§ **Stated goal**
Please write out the complete listing that follows, exactly as it reads.

§ **Task inputs**
※ ※ ※

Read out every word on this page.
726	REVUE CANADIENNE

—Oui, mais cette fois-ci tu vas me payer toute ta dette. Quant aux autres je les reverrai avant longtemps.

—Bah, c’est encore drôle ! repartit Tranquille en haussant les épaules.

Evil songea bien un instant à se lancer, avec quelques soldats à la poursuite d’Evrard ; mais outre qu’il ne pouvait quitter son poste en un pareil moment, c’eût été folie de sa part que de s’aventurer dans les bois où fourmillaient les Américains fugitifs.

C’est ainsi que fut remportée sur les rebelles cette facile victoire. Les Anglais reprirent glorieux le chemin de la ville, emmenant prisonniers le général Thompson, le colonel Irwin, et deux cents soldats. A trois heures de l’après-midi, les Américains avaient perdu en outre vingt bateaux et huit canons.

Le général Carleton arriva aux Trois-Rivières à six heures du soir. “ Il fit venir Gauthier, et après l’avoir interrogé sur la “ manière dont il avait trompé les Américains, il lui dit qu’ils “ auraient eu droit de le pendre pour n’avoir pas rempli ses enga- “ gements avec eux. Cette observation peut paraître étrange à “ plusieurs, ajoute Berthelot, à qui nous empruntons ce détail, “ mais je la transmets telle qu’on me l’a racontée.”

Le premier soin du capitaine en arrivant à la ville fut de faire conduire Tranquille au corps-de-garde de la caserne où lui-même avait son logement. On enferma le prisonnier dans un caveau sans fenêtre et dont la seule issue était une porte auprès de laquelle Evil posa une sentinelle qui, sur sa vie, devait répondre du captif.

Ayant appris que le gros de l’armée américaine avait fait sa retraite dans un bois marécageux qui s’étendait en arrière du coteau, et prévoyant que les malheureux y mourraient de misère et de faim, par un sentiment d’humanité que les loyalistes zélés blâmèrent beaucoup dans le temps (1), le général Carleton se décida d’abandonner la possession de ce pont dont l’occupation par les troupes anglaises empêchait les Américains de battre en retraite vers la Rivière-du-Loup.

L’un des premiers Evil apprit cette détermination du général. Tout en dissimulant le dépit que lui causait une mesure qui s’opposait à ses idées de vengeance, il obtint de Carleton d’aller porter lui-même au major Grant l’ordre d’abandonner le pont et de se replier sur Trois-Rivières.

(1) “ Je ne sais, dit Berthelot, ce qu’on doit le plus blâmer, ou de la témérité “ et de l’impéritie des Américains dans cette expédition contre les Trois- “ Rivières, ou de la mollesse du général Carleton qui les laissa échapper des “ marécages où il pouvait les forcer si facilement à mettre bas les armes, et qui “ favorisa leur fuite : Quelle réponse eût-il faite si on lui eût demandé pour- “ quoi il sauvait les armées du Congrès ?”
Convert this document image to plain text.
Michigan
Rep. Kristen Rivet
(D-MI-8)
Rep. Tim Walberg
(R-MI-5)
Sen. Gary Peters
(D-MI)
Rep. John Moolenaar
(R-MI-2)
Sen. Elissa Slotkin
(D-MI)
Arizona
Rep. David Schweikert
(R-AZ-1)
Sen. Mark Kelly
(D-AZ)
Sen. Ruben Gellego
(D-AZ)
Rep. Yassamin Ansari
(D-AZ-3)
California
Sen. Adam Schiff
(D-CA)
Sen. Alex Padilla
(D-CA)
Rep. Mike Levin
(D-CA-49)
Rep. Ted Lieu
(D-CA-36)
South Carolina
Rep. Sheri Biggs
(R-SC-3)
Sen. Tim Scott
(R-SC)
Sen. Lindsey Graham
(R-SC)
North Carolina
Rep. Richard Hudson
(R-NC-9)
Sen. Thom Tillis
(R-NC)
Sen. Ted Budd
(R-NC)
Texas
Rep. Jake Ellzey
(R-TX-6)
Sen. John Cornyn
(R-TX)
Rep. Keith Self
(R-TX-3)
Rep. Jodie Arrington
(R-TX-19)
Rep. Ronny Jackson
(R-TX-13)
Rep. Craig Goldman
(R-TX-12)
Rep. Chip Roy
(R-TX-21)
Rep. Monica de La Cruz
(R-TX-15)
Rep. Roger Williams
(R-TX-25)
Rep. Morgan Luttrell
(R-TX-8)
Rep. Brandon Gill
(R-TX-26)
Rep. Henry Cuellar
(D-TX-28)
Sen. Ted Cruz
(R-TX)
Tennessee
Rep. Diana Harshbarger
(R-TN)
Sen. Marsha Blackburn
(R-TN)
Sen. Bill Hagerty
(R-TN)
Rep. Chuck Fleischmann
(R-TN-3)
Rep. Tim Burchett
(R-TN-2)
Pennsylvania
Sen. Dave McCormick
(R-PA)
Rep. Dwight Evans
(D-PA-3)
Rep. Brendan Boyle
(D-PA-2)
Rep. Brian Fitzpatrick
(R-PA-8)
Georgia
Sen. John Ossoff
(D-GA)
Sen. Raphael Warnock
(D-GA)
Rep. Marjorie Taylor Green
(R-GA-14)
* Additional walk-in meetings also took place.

※ ※ ※

§ **Finished exercise**
Read out every word on this page.
726	REVUE CANADIENNE

—Oui, mais cette fois-ci tu vas me payer toute ta dette. Quant aux autres je les reverrai avant longtemps.

—Bah, c’est encore drôle ! repartit Tranquille en haussant les épaules.

Evil songea bien un instant à se lancer, avec quelques soldats à la poursuite d’Evrard ; mais outre qu’il ne pouvait quitter son poste en un pareil moment, c’eût été folie de sa part que de s’aventurer dans les bois où fourmillaient les Américains fugitifs.

C’est ainsi que fut remportée sur les rebelles cette facile victoire. Les Anglais reprirent glorieux le chemin de la ville, emmenant prisonniers le général Thompson, le colonel Irwin, et deux cents soldats. A trois heures de l’après-midi, les Américains avaient perdu en outre vingt bateaux et huit canons.

Le général Carleton arriva aux Trois-Rivières à six heures du soir. “ Il fit venir Gauthier, et après l’avoir interrogé sur la “ manière dont il avait trompé les Américains, il lui dit qu’ils “ auraient eu droit de le pendre pour n’avoir pas rempli ses enga- “ gements avec eux. Cette observation peut paraître étrange à “ plusieurs, ajoute Berthelot, à qui nous empruntons ce détail, “ mais je la transmets telle qu’on me l’a racontée.”

Le premier soin du capitaine en arrivant à la ville fut de faire conduire Tranquille au corps-de-garde de la caserne où lui-même avait son logement. On enferma le prisonnier dans un caveau sans fenêtre et dont la seule issue était une porte auprès de laquelle Evil posa une sentinelle qui, sur sa vie, devait répondre du captif.

Ayant appris que le gros de l’armée américaine avait fait sa retraite dans un bois marécageux qui s’étendait en arrière du coteau, et prévoyant que les malheureux y mourraient de misère et de faim, par un sentiment d’humanité que les loyalistes zélés blâmèrent beaucoup dans le temps (1), le général Carleton se décida d’abandonner la possession de ce pont dont l’occupation par les troupes anglaises empêchait les Américains de battre en retraite vers la Rivière-du-Loup.

L’un des premiers Evil apprit cette détermination du général. Tout en dissimulant le dépit que lui causait une mesure qui s’opposait à ses idées de vengeance, il obtint de Carleton d’aller porter lui-même au major Grant l’ordre d’abandonner le pont et de se replier sur Trois-Rivières.

(1) “ Je ne sais, dit Berthelot, ce qu’on doit le plus blâmer, ou de la témérité “ et de l’impéritie des Américains dans cette expédition contre les Trois- “ Rivières, ou de la mollesse du général Carleton qui les laissa échapper des “ marécages où il pouvait les forcer si facilement à mettre bas les armes, et qui “ favorisa leur fuite : Quelle réponse eût-il faite si on lui eût demandé pour- “ quoi il sauvait les armées du Congrès ?”
Convert this document image to plain text.
Michigan
Rep. Kristen Rivet
(D-MI-8)
Rep. Tim Walberg
(R-MI-5)
Sen. Gary Peters
(D-MI)
Rep. John Moolenaar
(R-MI-2)
Sen. Elissa Slotkin
(D-MI)
Arizona
Rep. David Schweikert
(R-AZ-1)
Sen. Mark Kelly
(D-AZ)
Sen. Ruben Gellego
(D-AZ)
Rep. Yassamin Ansari
(D-AZ-3)
California
Sen. Adam Schiff
(D-CA)
Sen. Alex Padilla
(D-CA)
Rep. Mike Levin
(D-CA-49)
Rep. Ted Lieu
(D-CA-36)
South Carolina
Rep. Sheri Biggs
(R-SC-3)
Sen. Tim Scott
(R-SC)
Sen. Lindsey Graham
(R-SC)
North Carolina
Rep. Richard Hudson
(R-NC-9)
Sen. Thom Tillis
(R-NC)
Sen. Ted Budd
(R-NC)
Texas
Rep. Jake Ellzey
(R-TX-6)
Sen. John Cornyn
(R-TX)
Rep. Keith Self
(R-TX-3)
Rep. Jodie Arrington
(R-TX-19)
Rep. Ronny Jackson
(R-TX-13)
Rep. Craig Goldman
(R-TX-12)
Rep. Chip Roy
(R-TX-21)
Rep. Monica de La Cruz
(R-TX-15)
Rep. Roger Williams
(R-TX-25)
Rep. Morgan Luttrell
(R-TX-8)
Rep. Brandon Gill
(R-TX-26)
Rep. Henry Cuellar
(D-TX-28)
Sen. Ted Cruz
(R-TX)
Tennessee
Rep. Diana Harshbarger
(R-TN)
Sen. Marsha Blackburn
(R-TN)
Sen. Bill Hagerty
(R-TN)
Rep. Chuck Fleischmann
(R-TN-3)
Rep. Tim Burchett
(R-TN-2)
Pennsylvania
Sen. Dave McCormick
(R-PA)
Rep. Dwight Evans
(D-PA-3)
Rep. Brendan Boyle
(D-PA-2)
Rep. Brian Fitzpatrick
(R-PA-8)
Georgia
Sen. John Ossoff
(D-GA)
Sen. Raphael Warnock
(D-GA)
Rep. Marjorie Taylor Green
(R-GA-14)
* Additional walk-in meetings also took place.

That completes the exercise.